§ **DIRECTIONS**:
Output the full listing below exactly as it reads, and skip anything that is a picture.

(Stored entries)
# # # # # # #

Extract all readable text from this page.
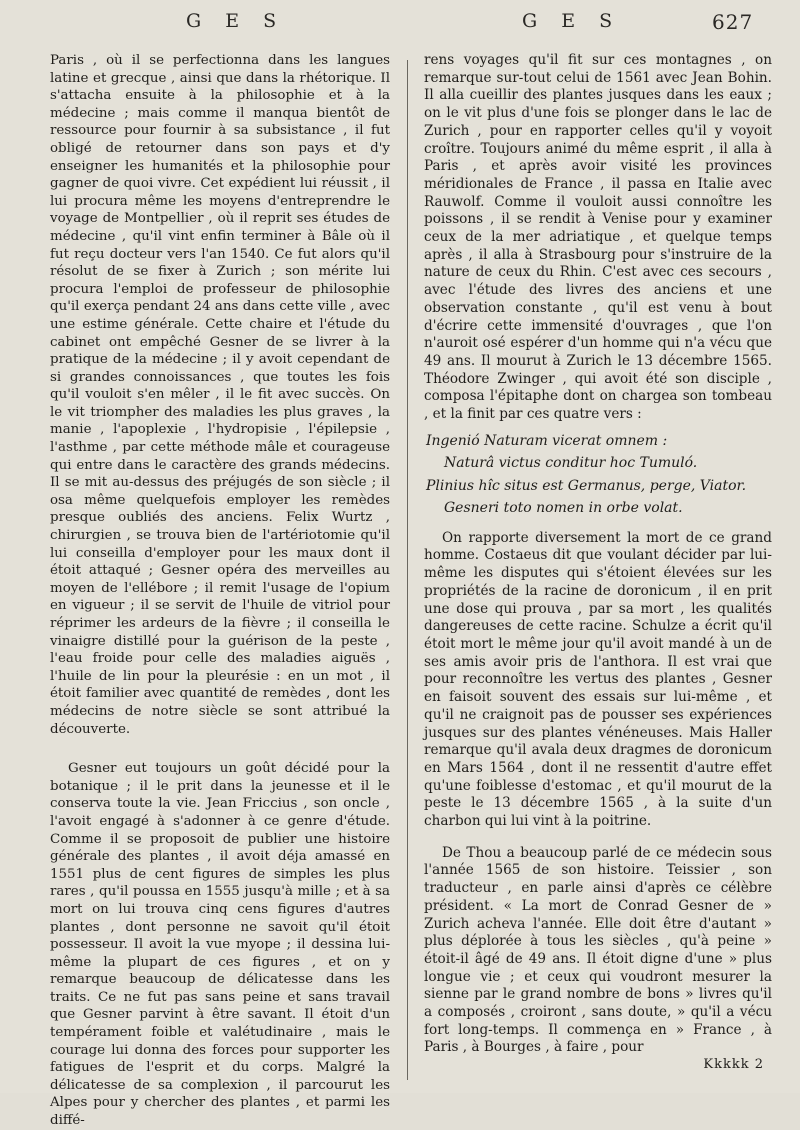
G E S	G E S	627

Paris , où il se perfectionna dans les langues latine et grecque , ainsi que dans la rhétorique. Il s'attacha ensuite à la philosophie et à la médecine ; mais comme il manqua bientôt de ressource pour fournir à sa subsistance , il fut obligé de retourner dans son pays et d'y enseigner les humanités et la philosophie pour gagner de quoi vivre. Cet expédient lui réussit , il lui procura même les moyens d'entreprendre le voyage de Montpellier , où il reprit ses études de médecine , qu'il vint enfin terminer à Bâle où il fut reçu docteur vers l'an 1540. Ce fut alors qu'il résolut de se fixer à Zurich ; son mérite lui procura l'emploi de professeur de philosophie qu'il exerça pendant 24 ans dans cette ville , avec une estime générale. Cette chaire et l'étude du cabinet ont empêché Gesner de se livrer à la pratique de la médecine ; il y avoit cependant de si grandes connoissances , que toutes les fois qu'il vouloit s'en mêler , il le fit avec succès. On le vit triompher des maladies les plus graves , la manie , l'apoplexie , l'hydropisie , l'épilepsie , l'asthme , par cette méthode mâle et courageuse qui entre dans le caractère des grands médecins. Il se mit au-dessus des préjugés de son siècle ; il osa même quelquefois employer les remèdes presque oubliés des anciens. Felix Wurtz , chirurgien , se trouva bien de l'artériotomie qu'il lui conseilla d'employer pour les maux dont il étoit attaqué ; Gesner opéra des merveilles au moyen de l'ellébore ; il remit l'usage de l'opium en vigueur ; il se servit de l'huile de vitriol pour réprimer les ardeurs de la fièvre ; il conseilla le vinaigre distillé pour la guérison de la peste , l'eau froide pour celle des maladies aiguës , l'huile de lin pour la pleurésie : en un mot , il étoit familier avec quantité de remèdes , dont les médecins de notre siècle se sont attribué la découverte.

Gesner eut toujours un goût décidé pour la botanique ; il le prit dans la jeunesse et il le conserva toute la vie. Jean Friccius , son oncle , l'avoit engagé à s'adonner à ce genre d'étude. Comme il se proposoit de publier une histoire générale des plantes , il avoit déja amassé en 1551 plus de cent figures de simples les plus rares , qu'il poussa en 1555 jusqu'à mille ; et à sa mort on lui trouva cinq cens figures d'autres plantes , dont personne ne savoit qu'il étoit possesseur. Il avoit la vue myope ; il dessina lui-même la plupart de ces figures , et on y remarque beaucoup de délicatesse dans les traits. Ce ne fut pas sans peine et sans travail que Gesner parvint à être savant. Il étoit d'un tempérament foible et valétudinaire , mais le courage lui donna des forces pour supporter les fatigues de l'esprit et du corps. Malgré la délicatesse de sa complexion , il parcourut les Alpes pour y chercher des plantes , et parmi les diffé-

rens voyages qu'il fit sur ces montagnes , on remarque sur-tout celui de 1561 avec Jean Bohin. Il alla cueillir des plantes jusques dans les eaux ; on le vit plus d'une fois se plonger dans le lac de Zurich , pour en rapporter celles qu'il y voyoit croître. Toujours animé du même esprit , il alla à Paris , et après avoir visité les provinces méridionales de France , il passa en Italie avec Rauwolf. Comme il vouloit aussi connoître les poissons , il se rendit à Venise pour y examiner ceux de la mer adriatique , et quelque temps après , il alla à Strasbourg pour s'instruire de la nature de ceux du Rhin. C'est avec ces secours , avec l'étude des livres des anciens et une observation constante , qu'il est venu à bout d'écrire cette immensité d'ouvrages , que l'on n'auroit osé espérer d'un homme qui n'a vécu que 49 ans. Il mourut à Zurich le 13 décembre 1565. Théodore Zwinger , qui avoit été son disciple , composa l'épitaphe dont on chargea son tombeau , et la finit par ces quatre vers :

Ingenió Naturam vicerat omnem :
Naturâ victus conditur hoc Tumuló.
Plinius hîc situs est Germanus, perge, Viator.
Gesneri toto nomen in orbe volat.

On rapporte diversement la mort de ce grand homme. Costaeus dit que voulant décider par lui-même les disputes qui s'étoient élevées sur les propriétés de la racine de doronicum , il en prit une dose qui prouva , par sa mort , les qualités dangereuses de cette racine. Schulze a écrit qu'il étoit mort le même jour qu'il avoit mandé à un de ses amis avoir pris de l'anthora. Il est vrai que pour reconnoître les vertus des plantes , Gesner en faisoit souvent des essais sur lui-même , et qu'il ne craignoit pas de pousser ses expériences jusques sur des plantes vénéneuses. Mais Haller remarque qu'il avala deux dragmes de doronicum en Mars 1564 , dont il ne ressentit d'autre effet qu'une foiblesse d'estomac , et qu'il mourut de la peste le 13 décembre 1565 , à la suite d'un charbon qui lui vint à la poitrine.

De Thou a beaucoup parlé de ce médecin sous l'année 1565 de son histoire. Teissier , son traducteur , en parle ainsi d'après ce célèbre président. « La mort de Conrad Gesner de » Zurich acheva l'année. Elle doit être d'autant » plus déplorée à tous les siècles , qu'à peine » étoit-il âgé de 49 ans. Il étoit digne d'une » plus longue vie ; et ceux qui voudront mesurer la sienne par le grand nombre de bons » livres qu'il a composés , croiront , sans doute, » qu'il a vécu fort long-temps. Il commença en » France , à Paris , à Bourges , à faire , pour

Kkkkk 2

# # # # # # #

§ **COMPLETE ANSWER**:
Extract all readable text from this page.
G E S	G E S	627

Paris , où il se perfectionna dans les langues latine et grecque , ainsi que dans la rhétorique. Il s'attacha ensuite à la philosophie et à la médecine ; mais comme il manqua bientôt de ressource pour fournir à sa subsistance , il fut obligé de retourner dans son pays et d'y enseigner les humanités et la philosophie pour gagner de quoi vivre. Cet expédient lui réussit , il lui procura même les moyens d'entreprendre le voyage de Montpellier , où il reprit ses études de médecine , qu'il vint enfin terminer à Bâle où il fut reçu docteur vers l'an 1540. Ce fut alors qu'il résolut de se fixer à Zurich ; son mérite lui procura l'emploi de professeur de philosophie qu'il exerça pendant 24 ans dans cette ville , avec une estime générale. Cette chaire et l'étude du cabinet ont empêché Gesner de se livrer à la pratique de la médecine ; il y avoit cependant de si grandes connoissances , que toutes les fois qu'il vouloit s'en mêler , il le fit avec succès. On le vit triompher des maladies les plus graves , la manie , l'apoplexie , l'hydropisie , l'épilepsie , l'asthme , par cette méthode mâle et courageuse qui entre dans le caractère des grands médecins. Il se mit au-dessus des préjugés de son siècle ; il osa même quelquefois employer les remèdes presque oubliés des anciens. Felix Wurtz , chirurgien , se trouva bien de l'artériotomie qu'il lui conseilla d'employer pour les maux dont il étoit attaqué ; Gesner opéra des merveilles au moyen de l'ellébore ; il remit l'usage de l'opium en vigueur ; il se servit de l'huile de vitriol pour réprimer les ardeurs de la fièvre ; il conseilla le vinaigre distillé pour la guérison de la peste , l'eau froide pour celle des maladies aiguës , l'huile de lin pour la pleurésie : en un mot , il étoit familier avec quantité de remèdes , dont les médecins de notre siècle se sont attribué la découverte.

Gesner eut toujours un goût décidé pour la botanique ; il le prit dans la jeunesse et il le conserva toute la vie. Jean Friccius , son oncle , l'avoit engagé à s'adonner à ce genre d'étude. Comme il se proposoit de publier une histoire générale des plantes , il avoit déja amassé en 1551 plus de cent figures de simples les plus rares , qu'il poussa en 1555 jusqu'à mille ; et à sa mort on lui trouva cinq cens figures d'autres plantes , dont personne ne savoit qu'il étoit possesseur. Il avoit la vue myope ; il dessina lui-même la plupart de ces figures , et on y remarque beaucoup de délicatesse dans les traits. Ce ne fut pas sans peine et sans travail que Gesner parvint à être savant. Il étoit d'un tempérament foible et valétudinaire , mais le courage lui donna des forces pour supporter les fatigues de l'esprit et du corps. Malgré la délicatesse de sa complexion , il parcourut les Alpes pour y chercher des plantes , et parmi les diffé-

rens voyages qu'il fit sur ces montagnes , on remarque sur-tout celui de 1561 avec Jean Bohin. Il alla cueillir des plantes jusques dans les eaux ; on le vit plus d'une fois se plonger dans le lac de Zurich , pour en rapporter celles qu'il y voyoit croître. Toujours animé du même esprit , il alla à Paris , et après avoir visité les provinces méridionales de France , il passa en Italie avec Rauwolf. Comme il vouloit aussi connoître les poissons , il se rendit à Venise pour y examiner ceux de la mer adriatique , et quelque temps après , il alla à Strasbourg pour s'instruire de la nature de ceux du Rhin. C'est avec ces secours , avec l'étude des livres des anciens et une observation constante , qu'il est venu à bout d'écrire cette immensité d'ouvrages , que l'on n'auroit osé espérer d'un homme qui n'a vécu que 49 ans. Il mourut à Zurich le 13 décembre 1565. Théodore Zwinger , qui avoit été son disciple , composa l'épitaphe dont on chargea son tombeau , et la finit par ces quatre vers :

Ingenió Naturam vicerat omnem :
Naturâ victus conditur hoc Tumuló.
Plinius hîc situs est Germanus, perge, Viator.
Gesneri toto nomen in orbe volat.

On rapporte diversement la mort de ce grand homme. Costaeus dit que voulant décider par lui-même les disputes qui s'étoient élevées sur les propriétés de la racine de doronicum , il en prit une dose qui prouva , par sa mort , les qualités dangereuses de cette racine. Schulze a écrit qu'il étoit mort le même jour qu'il avoit mandé à un de ses amis avoir pris de l'anthora. Il est vrai que pour reconnoître les vertus des plantes , Gesner en faisoit souvent des essais sur lui-même , et qu'il ne craignoit pas de pousser ses expériences jusques sur des plantes vénéneuses. Mais Haller remarque qu'il avala deux dragmes de doronicum en Mars 1564 , dont il ne ressentit d'autre effet qu'une foiblesse d'estomac , et qu'il mourut de la peste le 13 décembre 1565 , à la suite d'un charbon qui lui vint à la poitrine.

De Thou a beaucoup parlé de ce médecin sous l'année 1565 de son histoire. Teissier , son traducteur , en parle ainsi d'après ce célèbre président. « La mort de Conrad Gesner de » Zurich acheva l'année. Elle doit être d'autant » plus déplorée à tous les siècles , qu'à peine » étoit-il âgé de 49 ans. Il étoit digne d'une » plus longue vie ; et ceux qui voudront mesurer la sienne par le grand nombre de bons » livres qu'il a composés , croiront , sans doute, » qu'il a vécu fort long-temps. Il commença en » France , à Paris , à Bourges , à faire , pour

Kkkkk 2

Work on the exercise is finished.